— Begin —

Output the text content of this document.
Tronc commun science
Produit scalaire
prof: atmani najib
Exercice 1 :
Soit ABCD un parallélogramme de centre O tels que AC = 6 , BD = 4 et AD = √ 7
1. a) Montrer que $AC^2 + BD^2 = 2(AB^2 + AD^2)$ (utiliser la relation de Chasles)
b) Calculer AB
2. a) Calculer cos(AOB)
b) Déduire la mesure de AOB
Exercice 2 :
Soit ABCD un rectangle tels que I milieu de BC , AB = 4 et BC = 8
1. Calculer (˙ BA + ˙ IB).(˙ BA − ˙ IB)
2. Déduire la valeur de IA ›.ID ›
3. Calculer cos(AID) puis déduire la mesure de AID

— End —

Task details → Reproduce every entry shown above, precisely as it stands.

Result →
Output the text content of this document.
Tronc commun science
Produit scalaire
prof: atmani najib
Exercice 1 :
Soit ABCD un parallélogramme de centre O tels que AC = 6 , BD = 4 et AD = √ 7
1. a) Montrer que $AC^2 + BD^2 = 2(AB^2 + AD^2)$ (utiliser la relation de Chasles)
b) Calculer AB
2. a) Calculer cos(AOB)
b) Déduire la mesure de AOB
Exercice 2 :
Soit ABCD un rectangle tels que I milieu de BC , AB = 4 et BC = 8
1. Calculer (˙ BA + ˙ IB).(˙ BA − ˙ IB)
2. Déduire la valeur de IA ›.ID ›
3. Calculer cos(AID) puis déduire la mesure de AID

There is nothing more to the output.